■ TASK INPUTS ■
──────────────────────────────
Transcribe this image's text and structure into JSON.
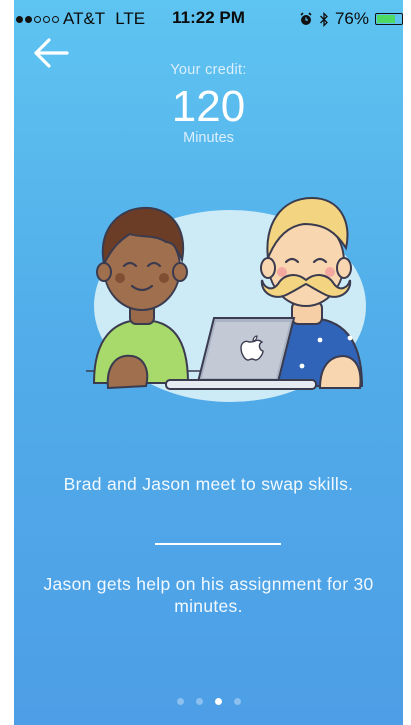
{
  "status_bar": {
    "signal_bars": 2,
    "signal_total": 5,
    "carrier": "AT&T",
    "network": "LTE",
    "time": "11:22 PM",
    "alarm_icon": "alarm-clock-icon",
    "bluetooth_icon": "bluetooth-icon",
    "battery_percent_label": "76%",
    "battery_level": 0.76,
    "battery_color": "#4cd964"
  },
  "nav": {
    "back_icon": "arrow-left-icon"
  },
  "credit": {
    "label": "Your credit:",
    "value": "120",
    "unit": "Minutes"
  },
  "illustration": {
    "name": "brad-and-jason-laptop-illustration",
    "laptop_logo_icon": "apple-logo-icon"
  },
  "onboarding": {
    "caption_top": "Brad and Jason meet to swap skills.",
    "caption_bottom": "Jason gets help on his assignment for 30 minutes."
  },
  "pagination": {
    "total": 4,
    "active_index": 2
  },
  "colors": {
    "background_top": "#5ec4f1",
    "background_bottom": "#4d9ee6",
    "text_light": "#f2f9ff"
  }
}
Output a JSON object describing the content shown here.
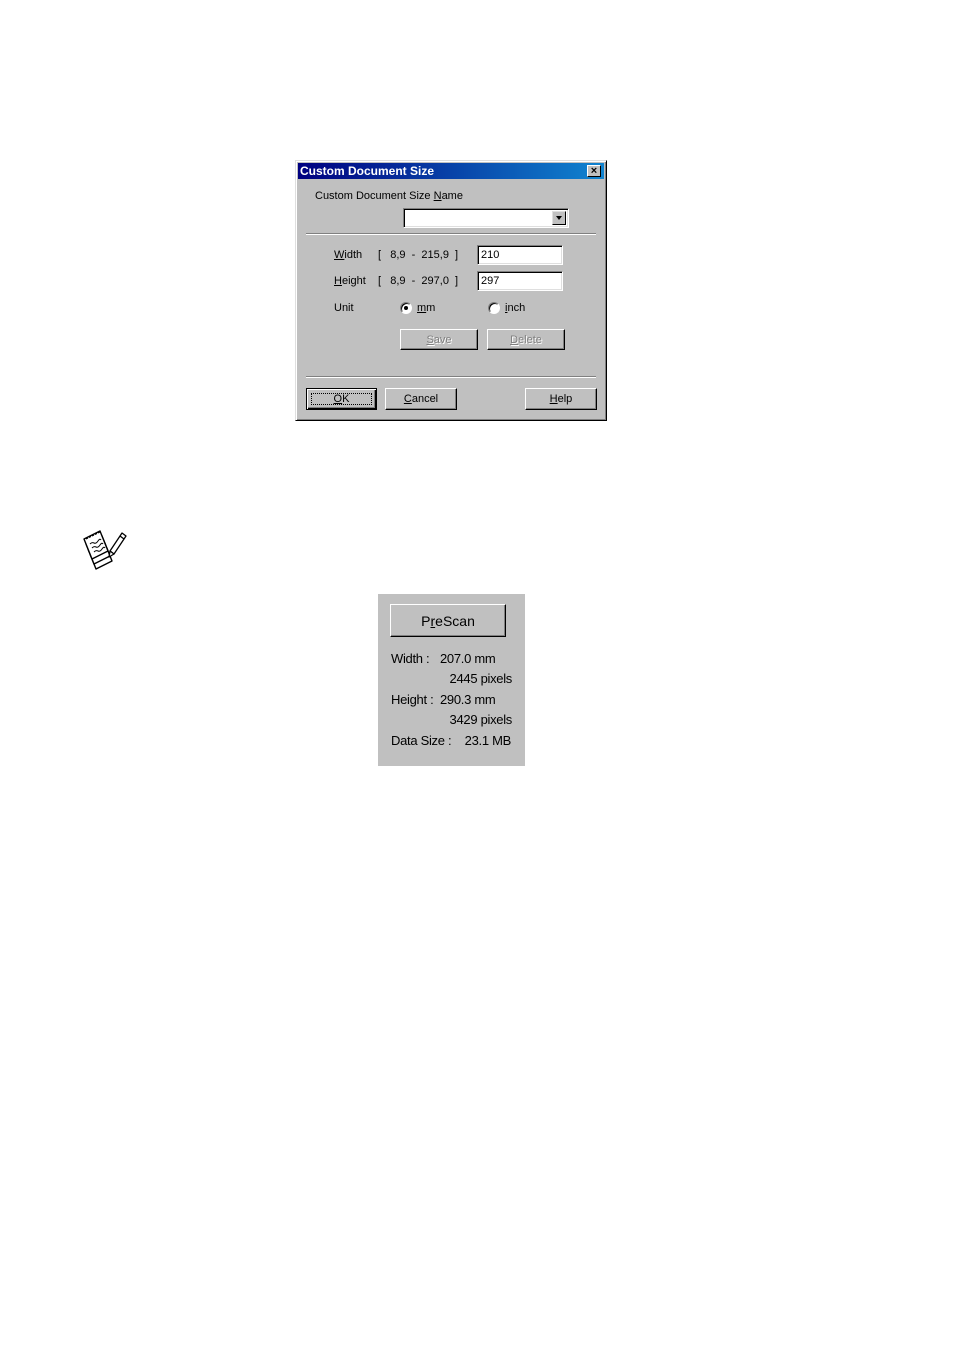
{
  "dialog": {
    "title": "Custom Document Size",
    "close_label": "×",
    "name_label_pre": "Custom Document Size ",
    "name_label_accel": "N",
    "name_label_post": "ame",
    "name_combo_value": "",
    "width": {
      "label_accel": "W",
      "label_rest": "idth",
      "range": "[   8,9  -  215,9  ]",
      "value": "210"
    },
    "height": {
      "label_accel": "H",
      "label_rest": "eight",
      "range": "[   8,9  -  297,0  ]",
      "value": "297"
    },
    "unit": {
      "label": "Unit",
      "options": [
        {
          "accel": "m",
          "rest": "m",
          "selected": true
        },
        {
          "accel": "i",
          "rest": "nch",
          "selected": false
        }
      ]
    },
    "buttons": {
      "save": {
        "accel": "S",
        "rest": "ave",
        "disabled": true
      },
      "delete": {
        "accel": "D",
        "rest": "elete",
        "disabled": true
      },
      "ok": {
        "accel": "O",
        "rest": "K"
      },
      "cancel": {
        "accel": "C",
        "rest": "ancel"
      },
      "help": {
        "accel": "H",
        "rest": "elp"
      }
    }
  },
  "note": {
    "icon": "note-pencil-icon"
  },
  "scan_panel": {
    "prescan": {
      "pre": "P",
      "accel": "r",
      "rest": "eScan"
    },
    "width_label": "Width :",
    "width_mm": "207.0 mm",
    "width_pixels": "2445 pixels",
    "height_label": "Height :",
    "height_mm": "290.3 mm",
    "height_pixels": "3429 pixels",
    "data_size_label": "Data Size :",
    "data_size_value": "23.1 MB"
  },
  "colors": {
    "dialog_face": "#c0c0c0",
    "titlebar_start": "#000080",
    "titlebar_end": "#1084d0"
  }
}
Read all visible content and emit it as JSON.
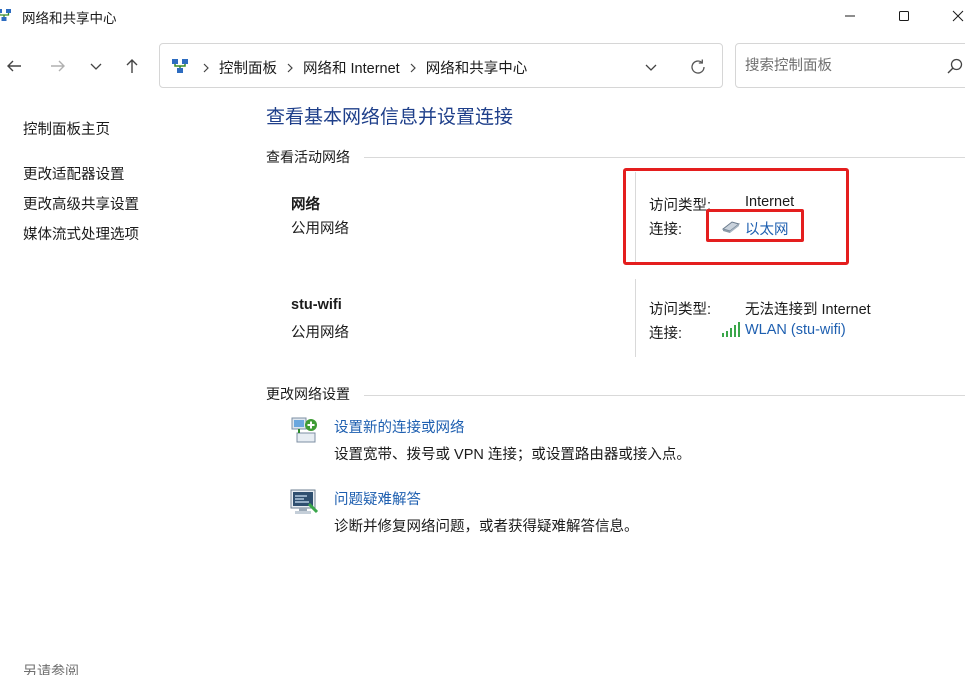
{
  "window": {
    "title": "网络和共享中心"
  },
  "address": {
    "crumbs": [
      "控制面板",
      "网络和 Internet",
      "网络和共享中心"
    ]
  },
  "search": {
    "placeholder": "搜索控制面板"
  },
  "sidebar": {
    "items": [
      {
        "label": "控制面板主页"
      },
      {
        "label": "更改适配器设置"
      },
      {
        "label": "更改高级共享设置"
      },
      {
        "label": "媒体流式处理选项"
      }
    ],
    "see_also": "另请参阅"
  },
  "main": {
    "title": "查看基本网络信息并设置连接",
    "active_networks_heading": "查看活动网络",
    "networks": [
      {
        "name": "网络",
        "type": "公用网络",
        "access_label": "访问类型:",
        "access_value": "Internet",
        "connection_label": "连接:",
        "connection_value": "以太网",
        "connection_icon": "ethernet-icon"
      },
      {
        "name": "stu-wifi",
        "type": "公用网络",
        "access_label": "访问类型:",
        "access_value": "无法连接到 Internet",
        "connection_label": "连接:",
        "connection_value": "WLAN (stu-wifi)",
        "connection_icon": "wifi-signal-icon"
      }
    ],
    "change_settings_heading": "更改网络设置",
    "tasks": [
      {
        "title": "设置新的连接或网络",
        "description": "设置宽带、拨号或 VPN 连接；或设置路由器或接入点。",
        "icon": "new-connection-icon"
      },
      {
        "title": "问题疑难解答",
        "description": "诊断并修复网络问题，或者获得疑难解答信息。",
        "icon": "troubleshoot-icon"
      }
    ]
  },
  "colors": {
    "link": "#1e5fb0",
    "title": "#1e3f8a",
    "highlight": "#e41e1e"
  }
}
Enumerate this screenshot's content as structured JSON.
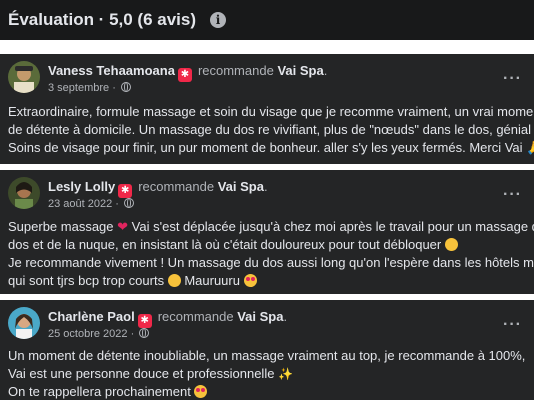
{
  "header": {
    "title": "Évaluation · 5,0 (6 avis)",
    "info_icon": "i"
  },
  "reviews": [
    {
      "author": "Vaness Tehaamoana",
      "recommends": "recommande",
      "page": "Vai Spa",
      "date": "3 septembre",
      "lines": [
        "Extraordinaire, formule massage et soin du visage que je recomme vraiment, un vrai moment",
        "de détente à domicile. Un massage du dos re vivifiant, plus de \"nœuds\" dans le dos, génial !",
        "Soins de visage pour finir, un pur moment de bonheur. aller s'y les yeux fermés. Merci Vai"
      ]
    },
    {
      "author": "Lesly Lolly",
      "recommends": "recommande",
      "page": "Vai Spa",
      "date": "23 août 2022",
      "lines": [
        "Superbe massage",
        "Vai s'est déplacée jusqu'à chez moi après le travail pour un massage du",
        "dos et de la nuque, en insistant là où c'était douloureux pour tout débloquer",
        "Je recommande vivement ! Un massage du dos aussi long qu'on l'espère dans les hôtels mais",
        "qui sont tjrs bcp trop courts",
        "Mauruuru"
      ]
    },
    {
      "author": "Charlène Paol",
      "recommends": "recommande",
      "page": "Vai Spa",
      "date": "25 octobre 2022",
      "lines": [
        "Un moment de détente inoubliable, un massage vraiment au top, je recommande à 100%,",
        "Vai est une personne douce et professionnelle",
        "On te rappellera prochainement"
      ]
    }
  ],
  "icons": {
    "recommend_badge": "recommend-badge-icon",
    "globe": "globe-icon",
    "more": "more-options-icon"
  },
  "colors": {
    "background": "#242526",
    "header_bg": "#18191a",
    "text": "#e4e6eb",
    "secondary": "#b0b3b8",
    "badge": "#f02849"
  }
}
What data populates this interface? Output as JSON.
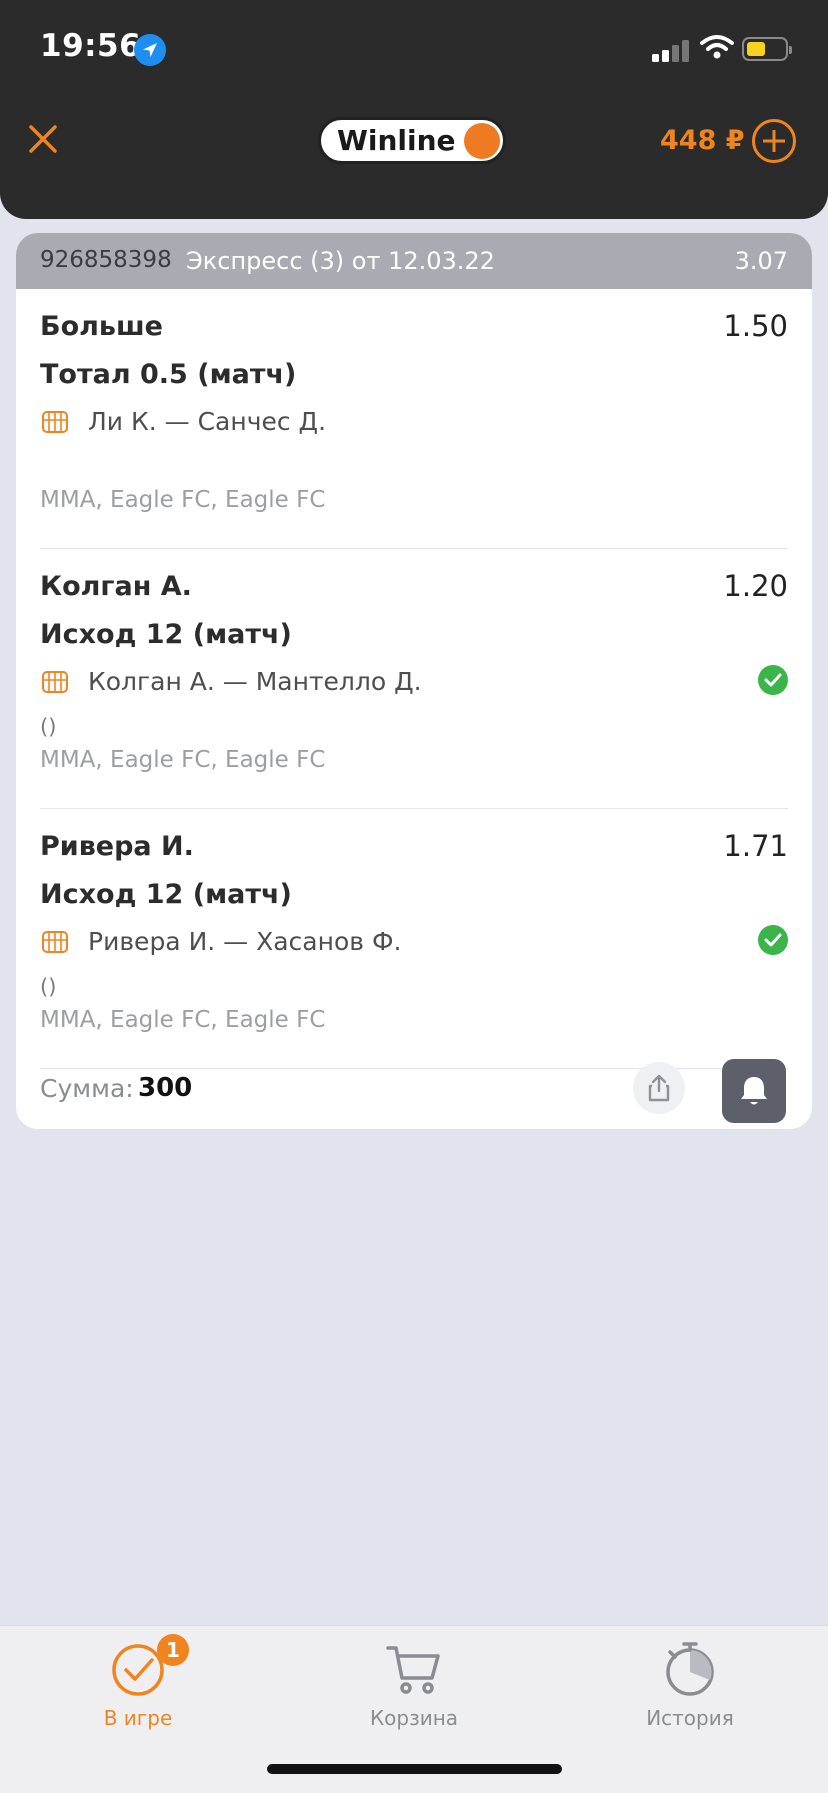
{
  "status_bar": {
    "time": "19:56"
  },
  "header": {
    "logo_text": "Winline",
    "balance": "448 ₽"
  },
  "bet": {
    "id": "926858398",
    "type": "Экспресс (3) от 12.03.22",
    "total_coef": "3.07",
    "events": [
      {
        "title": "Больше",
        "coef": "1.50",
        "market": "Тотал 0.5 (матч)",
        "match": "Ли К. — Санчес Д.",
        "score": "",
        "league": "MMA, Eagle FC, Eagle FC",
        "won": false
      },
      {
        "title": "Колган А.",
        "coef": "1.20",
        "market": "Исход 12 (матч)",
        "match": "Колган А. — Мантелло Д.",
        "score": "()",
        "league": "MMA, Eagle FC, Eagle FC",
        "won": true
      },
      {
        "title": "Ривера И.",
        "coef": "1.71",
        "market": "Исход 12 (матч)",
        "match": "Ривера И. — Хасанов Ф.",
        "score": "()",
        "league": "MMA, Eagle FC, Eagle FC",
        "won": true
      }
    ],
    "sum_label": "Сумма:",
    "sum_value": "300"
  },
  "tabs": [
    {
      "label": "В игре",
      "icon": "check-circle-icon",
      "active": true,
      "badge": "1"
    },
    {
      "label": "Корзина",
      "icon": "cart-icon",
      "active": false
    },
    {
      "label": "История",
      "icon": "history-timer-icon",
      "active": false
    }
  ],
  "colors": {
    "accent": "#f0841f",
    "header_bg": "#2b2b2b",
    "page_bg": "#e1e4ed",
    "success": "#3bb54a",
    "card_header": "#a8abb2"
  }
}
──────────────────────────────
■ STATED EXERCISE ■
Identify the lines that hold the word "pixels". Copy every one of them.

■ CORRECT ANSWER ■
    "width_pixels": "2445 pixels",
    "height_pixels": "3429 pixels",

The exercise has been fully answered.